■ **Obiettivi**:
1. Rispondi a queste domande sull'ordinanza della Cassazione:
(a) In quale data è stata pubblicata l'ordinanza?
(b) Quale corte ha emesso la sentenza impugnata, e in che data è stata pubblicata?
(c) Quale articolo del codice civile viene richiamato per la concorrenza sleale?
2. Ricopia senza modifiche le righe dei record comprese tra quella che contiene "find all labels, buttons, inputs, and" e quella che contiene "new-count-badge: 44 new (862, 124, 909, 138)", entrambe incluse. Lascia fuori le immagini.

___ Blocco di testo ___

Ordinanza di Cassazione Civile Sez. 1 Num. 14982 Anno 2024
Civile Ord. Sez. 1 Num. 14982 Anno 2024
Presidente: COGNOME NOME
Relatore: COGNOME NOME
Data pubblicazione: 28/05/2024
ORDINANZA
sul ricorso iscritto al n. 10537 R.G. anno 2023 proposto da:
RAGIONE_SOCIALE e RAGIONE_SOCIALE, rappresentate e difese dall’avvocato NOME COGNOME e dall’avvocato NOME COGNOME COGNOME ldi;
ricorrente
contro
RAGIONE_SOCIALE e RAGIONE_SOCIALE, rappresentati e difesi NOME COGNOME;
dall’avvocato
contro
ricorrenti
avverso la sentenza della Corte di appello di Bologna pubblicata il 15 novembre 2022.
Udita la relazione svolta nella camera di consiglio del 10 aprile 2024 dal consigliere relatore NOME COGNOME.
FATTI DI CAUSA
1. ─ Il Tribunale di Bologna, in parziale accoglimento delle domanda proposta da RAGIONE_SOCIALE e RAGIONE_SOCIALE, ha dichiarato la nullità del marchio di impresa «RAGIONE_SOCIALE», di cui era titolare la convenuta RAGIONE_SOCIALE, e che l’utilizzazione del detto segno ─ da solo o abbinato ad altri elementi, nei marchi di fatto e registrati, nelle insegne, nel domain name e in tutto il materiale usato nell’esercizio dell’attività di impresa ─ costituiva contraffazione dei marchi, registrati e di fatto, della denominazione sociale e dei domain name intestati e in uso alle società attrici, nonché attività di concorrenza sleale ex art. 2598 c.c.; per l’effetto ha inibito agli evocati in giudizio la prosecuzione dell’uso dei detti segni, ha ordinato ai convenuti NOME COGNOME e RAGIONE_SOCIALE il ritiro dal commercio e la distruzione di menù, volantini, stampati e materiale pubblicitario in contraffazione dei medesimi, ordinato la pubblicazione del dispositivo della sentenza sui siti web intestati e in uso ai convenuti e fissato una penale per ogni violazione delle prescrizioni contenute nella sentenza e per ogni giorno di ritardo nell’esecuzione delle stesse.
2 . ─ La sentenza è stata oggetto dell’appello principale di COGNOME e DM e dell’appello incidentale delle società RAGIONE_SOCIALE e RAGIONE_SOCIALE In The RAGIONE_SOCIALE.

___ Elenco dei record ___

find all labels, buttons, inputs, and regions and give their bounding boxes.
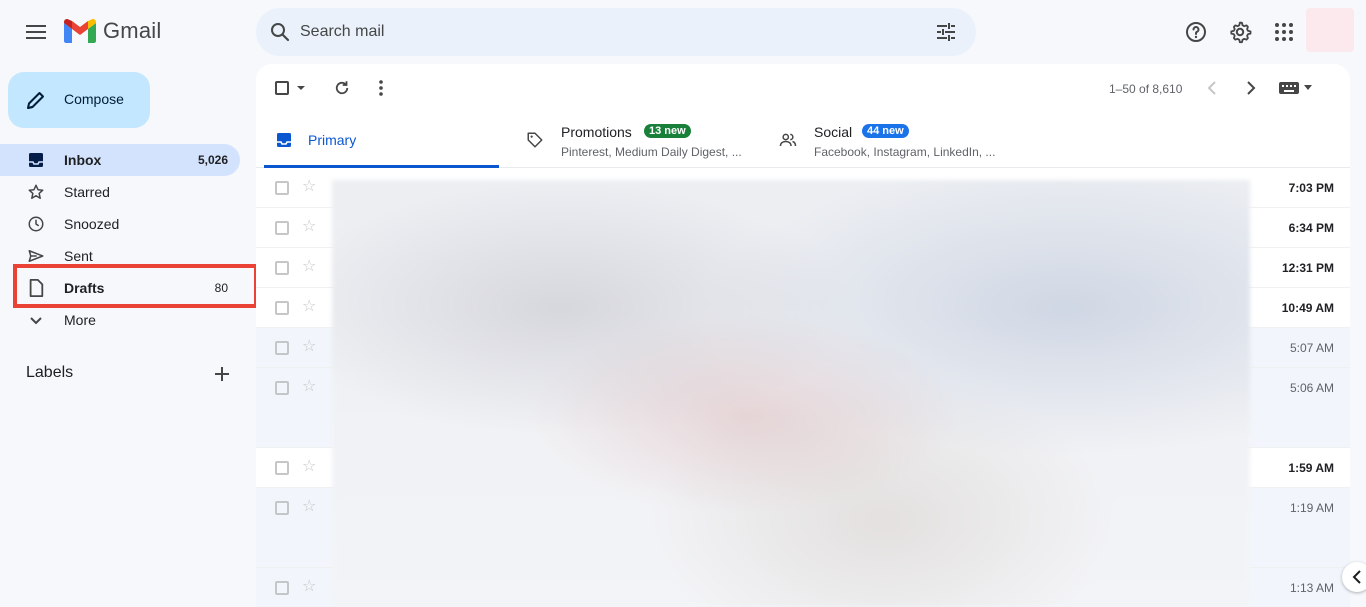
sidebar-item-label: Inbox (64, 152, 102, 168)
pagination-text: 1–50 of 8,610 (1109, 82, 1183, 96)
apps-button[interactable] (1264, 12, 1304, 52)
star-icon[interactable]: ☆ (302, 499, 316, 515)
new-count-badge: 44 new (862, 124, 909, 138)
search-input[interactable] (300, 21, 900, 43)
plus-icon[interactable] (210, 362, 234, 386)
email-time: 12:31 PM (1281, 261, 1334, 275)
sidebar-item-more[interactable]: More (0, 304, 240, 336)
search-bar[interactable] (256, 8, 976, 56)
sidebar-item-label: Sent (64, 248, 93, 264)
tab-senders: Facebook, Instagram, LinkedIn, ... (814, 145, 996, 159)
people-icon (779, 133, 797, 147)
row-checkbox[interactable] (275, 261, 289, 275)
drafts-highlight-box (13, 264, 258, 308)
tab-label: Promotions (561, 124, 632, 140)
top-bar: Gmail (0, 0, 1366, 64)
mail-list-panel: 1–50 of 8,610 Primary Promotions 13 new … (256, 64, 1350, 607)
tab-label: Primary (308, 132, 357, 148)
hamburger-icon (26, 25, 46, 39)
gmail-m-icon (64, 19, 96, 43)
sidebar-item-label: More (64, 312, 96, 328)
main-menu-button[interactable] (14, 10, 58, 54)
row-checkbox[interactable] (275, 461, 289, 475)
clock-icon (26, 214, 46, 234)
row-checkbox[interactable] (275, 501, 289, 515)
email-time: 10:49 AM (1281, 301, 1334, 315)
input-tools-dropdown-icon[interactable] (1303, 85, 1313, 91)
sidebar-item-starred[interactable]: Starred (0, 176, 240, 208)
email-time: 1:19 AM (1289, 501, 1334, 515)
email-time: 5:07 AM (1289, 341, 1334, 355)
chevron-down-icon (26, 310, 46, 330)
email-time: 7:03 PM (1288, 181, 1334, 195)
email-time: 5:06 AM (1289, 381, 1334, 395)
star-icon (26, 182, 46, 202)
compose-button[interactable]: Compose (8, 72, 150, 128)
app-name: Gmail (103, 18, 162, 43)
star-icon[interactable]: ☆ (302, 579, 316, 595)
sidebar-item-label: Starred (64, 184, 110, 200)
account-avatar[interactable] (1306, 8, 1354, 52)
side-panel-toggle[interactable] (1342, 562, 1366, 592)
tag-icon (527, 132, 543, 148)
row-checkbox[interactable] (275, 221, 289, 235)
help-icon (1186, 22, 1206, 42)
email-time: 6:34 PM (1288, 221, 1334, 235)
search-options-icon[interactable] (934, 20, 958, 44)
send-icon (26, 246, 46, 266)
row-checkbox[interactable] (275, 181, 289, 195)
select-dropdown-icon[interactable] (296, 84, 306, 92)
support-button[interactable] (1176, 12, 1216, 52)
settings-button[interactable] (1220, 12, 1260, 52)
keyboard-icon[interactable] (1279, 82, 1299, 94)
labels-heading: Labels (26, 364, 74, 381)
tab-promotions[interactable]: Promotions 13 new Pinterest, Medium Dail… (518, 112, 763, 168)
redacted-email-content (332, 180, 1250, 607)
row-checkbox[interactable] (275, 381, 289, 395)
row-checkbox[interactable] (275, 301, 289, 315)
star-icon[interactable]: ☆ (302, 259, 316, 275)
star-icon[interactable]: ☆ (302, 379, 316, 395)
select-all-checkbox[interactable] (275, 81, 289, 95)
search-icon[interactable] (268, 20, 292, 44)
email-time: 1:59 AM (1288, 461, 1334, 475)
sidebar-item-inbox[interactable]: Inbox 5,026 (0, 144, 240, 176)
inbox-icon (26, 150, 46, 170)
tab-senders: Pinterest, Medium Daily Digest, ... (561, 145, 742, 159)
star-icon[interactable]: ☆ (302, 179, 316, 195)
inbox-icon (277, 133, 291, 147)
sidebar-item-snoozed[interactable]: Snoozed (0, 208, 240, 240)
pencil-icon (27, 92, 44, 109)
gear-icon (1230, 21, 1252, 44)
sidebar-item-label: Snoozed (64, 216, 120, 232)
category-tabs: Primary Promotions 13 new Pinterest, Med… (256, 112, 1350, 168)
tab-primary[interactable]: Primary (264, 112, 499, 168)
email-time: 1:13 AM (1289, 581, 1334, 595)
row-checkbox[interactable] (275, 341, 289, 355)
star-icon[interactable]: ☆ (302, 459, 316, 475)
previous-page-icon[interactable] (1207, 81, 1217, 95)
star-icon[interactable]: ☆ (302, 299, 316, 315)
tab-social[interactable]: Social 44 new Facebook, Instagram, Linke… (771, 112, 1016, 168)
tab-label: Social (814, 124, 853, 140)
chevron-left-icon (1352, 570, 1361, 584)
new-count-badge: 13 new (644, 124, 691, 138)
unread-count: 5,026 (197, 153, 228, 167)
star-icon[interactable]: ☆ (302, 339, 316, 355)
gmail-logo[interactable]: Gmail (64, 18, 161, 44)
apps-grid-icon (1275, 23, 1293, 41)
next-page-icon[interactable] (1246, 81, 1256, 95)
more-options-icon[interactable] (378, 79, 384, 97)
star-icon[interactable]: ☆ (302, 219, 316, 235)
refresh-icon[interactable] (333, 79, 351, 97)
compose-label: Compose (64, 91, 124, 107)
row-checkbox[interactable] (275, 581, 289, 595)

___
___ Elenco dei record ___

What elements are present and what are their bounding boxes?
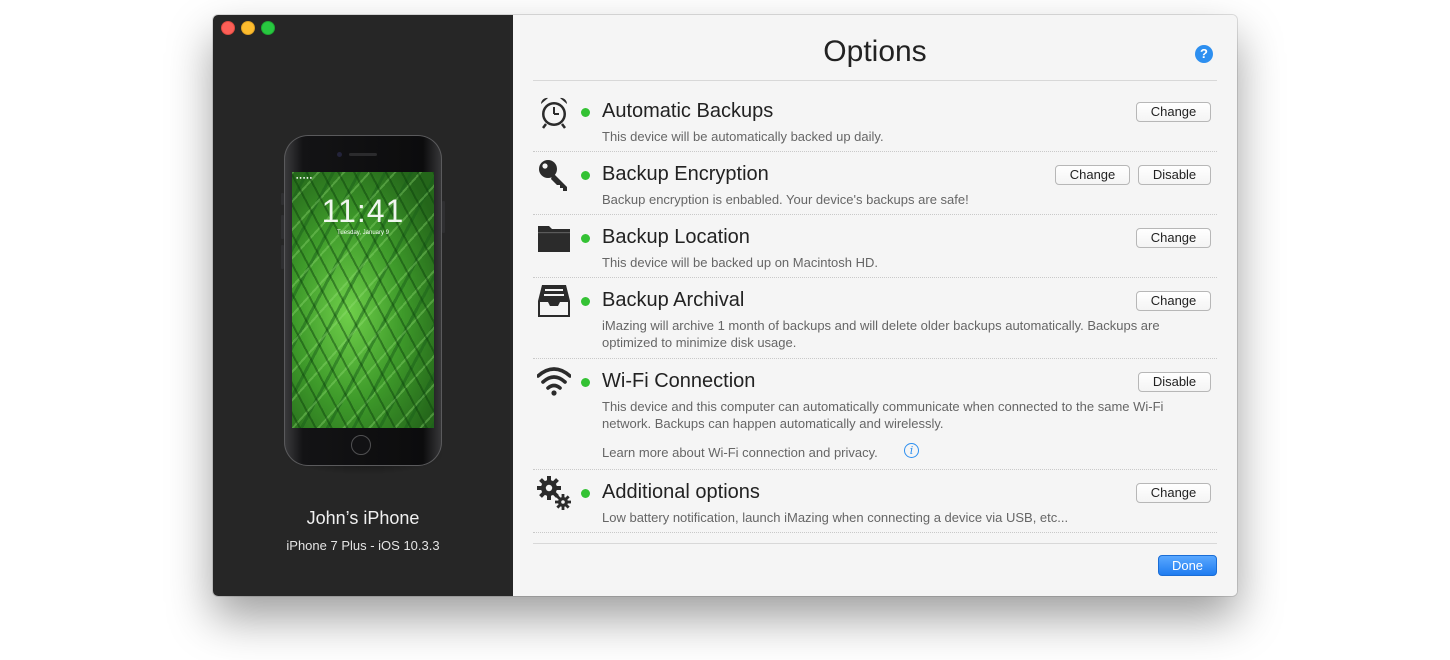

___

■ **Soluzioni**:
1.
(a) Il 28/05/2024.
(b) La Corte di appello di Bologna; la sentenza è stata pubblicata il 15 novembre 2022.
(c) L'art. 2598 c.c.

2.
find all labels, buttons, inputs, and regions and give their bounding boxes.
sidebar-item-label: Inbox (64, 152, 102, 168)
pagination-text: 1–50 of 8,610 (1109, 82, 1183, 96)
apps-button[interactable] (1264, 12, 1304, 52)
star-icon[interactable]: ☆ (302, 499, 316, 515)
new-count-badge: 44 new (862, 124, 909, 138)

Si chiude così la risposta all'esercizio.